- GOAL OF THE EXERCISE -
Find the lines with the string "pattern" and return them.

- DATA EXTRACT -

________

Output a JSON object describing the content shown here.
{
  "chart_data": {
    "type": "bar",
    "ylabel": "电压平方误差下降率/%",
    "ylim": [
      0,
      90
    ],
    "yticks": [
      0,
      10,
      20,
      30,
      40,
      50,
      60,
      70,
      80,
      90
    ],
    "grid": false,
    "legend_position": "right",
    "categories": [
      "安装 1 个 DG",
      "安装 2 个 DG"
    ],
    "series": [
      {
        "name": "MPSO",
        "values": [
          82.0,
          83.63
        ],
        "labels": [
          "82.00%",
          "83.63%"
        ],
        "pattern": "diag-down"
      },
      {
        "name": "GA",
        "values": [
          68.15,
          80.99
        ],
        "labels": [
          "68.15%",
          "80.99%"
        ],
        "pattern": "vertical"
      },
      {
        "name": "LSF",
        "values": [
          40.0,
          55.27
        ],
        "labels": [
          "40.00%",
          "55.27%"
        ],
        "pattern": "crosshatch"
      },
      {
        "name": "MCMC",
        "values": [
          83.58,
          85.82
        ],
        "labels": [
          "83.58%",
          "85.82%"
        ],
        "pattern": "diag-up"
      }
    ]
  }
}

________

- OUTPUT BELOW -
        "pattern": "diag-down"
        "pattern": "vertical"
        "pattern": "crosshatch"
        "pattern": "diag-up"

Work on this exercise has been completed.